PROBLEM >>
From the entries that follow, extract each line holding the string "attribution".

ENTRIES >>

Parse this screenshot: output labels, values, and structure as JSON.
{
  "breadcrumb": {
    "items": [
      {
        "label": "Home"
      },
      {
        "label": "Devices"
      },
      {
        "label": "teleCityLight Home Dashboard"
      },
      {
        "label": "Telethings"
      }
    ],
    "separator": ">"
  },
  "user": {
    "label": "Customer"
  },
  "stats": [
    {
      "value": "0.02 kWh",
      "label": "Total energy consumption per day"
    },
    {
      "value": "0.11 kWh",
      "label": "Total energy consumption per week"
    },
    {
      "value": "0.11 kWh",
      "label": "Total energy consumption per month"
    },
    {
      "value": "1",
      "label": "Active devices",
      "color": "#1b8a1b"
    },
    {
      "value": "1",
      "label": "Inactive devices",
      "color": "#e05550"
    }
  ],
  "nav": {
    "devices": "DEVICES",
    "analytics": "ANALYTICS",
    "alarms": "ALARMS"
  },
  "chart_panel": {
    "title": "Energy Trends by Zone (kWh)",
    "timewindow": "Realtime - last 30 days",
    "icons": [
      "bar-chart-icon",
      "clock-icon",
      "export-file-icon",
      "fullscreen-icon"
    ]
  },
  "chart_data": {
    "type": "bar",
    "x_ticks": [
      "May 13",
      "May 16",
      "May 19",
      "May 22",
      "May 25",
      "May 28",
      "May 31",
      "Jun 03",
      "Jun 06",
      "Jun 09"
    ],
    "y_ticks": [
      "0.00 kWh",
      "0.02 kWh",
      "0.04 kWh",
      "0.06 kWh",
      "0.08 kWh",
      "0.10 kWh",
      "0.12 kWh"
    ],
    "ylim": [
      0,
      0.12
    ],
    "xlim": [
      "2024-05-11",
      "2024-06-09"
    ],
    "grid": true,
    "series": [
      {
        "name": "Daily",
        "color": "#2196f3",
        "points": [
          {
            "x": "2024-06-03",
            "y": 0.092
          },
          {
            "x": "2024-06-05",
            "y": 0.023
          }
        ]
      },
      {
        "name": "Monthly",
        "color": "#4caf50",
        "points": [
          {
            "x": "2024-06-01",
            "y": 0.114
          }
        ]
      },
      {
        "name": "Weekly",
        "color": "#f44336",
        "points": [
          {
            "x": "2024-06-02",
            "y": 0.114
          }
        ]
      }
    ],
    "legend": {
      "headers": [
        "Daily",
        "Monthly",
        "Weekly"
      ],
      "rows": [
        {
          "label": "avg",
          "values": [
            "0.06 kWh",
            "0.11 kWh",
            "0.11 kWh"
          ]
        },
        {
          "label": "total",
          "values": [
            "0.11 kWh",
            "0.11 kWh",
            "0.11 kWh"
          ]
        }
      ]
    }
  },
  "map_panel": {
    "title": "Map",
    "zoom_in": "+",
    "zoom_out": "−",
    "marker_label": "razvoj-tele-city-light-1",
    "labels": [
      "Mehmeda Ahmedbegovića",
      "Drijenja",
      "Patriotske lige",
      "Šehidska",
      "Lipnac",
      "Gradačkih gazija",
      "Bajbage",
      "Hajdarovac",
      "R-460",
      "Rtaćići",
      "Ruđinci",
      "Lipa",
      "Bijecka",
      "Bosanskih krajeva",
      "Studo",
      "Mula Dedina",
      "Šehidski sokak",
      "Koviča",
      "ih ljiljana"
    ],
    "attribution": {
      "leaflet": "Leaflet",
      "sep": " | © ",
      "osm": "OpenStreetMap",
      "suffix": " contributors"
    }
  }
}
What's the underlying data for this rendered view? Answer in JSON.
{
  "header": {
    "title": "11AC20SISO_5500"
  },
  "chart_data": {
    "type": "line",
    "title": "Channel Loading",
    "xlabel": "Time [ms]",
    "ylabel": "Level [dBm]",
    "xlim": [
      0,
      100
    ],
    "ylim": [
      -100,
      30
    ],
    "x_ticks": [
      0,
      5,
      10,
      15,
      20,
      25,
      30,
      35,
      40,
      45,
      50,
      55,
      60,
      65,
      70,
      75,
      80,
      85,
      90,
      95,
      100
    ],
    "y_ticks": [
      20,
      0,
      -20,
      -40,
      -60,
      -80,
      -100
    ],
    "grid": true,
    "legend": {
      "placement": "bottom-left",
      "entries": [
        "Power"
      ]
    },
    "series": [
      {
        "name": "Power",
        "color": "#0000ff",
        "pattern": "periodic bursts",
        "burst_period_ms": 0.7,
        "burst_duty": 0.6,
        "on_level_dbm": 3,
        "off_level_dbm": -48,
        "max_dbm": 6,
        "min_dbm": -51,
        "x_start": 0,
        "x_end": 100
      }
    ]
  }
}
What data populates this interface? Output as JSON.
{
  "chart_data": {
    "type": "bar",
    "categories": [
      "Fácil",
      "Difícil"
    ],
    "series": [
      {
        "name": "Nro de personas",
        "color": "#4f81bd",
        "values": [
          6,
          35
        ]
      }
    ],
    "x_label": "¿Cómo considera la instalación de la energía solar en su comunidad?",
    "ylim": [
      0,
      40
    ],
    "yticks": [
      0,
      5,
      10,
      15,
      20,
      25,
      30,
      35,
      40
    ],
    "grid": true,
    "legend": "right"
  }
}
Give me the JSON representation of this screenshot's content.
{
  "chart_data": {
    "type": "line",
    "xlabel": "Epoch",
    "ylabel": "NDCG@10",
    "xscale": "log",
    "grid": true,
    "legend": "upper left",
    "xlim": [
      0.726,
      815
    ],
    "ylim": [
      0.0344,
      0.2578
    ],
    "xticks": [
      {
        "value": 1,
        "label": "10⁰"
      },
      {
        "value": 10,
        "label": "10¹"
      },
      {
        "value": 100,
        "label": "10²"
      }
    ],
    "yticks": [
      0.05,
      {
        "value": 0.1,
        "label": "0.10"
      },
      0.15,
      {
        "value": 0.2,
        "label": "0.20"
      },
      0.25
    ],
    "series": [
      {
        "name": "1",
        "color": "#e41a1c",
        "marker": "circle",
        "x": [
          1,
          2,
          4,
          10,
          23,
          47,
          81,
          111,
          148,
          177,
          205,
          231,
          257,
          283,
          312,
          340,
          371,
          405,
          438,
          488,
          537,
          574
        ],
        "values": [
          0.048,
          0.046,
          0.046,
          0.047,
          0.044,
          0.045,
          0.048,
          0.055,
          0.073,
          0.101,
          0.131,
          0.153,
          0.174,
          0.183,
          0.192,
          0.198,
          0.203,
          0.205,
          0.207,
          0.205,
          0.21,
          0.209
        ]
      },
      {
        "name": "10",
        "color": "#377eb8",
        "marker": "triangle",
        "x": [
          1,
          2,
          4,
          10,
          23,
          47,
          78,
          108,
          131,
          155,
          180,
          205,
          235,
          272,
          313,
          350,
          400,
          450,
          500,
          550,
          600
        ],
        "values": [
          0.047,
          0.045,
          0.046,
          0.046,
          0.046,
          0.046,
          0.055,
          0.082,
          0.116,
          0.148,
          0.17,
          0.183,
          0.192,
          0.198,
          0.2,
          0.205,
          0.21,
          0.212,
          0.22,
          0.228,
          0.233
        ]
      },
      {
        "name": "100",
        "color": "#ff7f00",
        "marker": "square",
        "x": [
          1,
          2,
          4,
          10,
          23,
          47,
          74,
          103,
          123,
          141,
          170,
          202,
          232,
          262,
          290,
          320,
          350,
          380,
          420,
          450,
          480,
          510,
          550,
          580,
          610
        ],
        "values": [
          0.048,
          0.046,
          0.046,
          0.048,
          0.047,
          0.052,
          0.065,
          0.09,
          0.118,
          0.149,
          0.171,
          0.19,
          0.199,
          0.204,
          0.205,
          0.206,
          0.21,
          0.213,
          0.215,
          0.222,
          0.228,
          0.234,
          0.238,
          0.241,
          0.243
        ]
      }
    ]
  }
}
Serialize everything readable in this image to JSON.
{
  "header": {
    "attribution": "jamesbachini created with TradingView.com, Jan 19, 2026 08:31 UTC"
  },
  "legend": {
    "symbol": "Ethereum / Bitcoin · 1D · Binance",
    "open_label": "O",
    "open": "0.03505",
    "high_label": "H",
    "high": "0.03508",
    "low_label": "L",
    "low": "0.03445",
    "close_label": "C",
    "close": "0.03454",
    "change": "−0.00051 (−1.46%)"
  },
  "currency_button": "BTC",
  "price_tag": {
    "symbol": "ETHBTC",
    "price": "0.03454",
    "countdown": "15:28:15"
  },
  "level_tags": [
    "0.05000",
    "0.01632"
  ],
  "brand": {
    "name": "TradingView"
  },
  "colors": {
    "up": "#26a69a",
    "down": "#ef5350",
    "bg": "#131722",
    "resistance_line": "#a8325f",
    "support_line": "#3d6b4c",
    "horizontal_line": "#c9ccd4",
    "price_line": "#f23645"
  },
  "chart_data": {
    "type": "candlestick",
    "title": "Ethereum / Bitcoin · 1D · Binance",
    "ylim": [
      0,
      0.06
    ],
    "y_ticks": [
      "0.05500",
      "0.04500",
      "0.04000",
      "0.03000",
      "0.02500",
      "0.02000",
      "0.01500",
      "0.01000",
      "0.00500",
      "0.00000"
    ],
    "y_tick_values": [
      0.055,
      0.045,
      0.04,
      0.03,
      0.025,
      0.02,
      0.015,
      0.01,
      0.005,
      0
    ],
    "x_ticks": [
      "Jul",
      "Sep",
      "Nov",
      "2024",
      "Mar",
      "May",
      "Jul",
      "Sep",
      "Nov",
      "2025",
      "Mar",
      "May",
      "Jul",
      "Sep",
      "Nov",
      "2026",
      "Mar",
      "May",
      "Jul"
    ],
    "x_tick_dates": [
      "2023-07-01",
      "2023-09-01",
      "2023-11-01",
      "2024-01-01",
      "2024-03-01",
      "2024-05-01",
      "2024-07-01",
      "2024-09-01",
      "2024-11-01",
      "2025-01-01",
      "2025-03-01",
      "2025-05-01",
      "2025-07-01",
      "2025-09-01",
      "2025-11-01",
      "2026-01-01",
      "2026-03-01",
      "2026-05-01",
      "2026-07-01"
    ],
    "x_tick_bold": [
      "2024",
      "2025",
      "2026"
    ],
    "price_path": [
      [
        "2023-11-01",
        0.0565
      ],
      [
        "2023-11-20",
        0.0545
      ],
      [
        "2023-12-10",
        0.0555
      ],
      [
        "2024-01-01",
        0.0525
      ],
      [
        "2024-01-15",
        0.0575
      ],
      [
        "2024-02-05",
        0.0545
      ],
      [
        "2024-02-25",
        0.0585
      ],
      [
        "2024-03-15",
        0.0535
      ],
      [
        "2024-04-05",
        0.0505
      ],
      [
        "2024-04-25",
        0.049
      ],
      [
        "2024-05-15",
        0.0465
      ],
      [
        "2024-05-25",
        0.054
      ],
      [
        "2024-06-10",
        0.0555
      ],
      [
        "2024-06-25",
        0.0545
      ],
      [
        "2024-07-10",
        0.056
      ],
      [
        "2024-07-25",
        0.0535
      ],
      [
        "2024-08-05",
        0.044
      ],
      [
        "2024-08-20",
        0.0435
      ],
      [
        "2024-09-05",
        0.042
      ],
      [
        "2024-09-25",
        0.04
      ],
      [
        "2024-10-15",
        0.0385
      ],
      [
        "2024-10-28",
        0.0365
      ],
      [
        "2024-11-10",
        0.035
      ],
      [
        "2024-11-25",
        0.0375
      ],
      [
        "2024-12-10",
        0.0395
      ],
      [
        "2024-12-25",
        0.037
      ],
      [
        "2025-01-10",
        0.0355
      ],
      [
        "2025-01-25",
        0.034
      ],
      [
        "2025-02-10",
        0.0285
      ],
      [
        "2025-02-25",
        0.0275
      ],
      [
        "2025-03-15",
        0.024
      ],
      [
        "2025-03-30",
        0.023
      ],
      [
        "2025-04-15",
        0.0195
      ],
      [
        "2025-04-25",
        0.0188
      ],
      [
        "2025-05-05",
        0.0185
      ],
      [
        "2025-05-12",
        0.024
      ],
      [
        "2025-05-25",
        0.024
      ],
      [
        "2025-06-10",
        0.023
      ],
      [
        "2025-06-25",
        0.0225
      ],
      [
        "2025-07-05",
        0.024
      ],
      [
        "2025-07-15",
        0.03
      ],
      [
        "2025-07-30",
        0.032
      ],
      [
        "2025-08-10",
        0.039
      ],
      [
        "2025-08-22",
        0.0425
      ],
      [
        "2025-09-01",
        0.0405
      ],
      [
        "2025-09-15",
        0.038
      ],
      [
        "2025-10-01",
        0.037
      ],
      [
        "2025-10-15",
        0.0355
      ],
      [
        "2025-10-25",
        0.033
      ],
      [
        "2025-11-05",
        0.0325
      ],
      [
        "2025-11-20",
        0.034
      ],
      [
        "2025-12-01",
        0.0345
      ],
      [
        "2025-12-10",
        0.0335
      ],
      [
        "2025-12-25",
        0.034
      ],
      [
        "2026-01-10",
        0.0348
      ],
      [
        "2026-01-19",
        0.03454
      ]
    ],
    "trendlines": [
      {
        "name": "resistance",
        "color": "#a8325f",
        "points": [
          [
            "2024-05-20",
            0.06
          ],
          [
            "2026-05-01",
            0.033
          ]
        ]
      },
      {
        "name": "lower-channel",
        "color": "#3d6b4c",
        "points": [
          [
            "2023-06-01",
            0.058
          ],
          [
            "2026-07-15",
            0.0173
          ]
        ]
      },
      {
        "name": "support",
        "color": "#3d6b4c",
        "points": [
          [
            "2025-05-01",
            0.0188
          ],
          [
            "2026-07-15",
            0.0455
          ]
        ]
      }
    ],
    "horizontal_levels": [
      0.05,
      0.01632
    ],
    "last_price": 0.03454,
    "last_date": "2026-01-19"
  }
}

WRITTEN SOLUTION >>
    "attribution": {
    "attribution": "jamesbachini created with TradingView.com, Jan 19, 2026 08:31 UTC"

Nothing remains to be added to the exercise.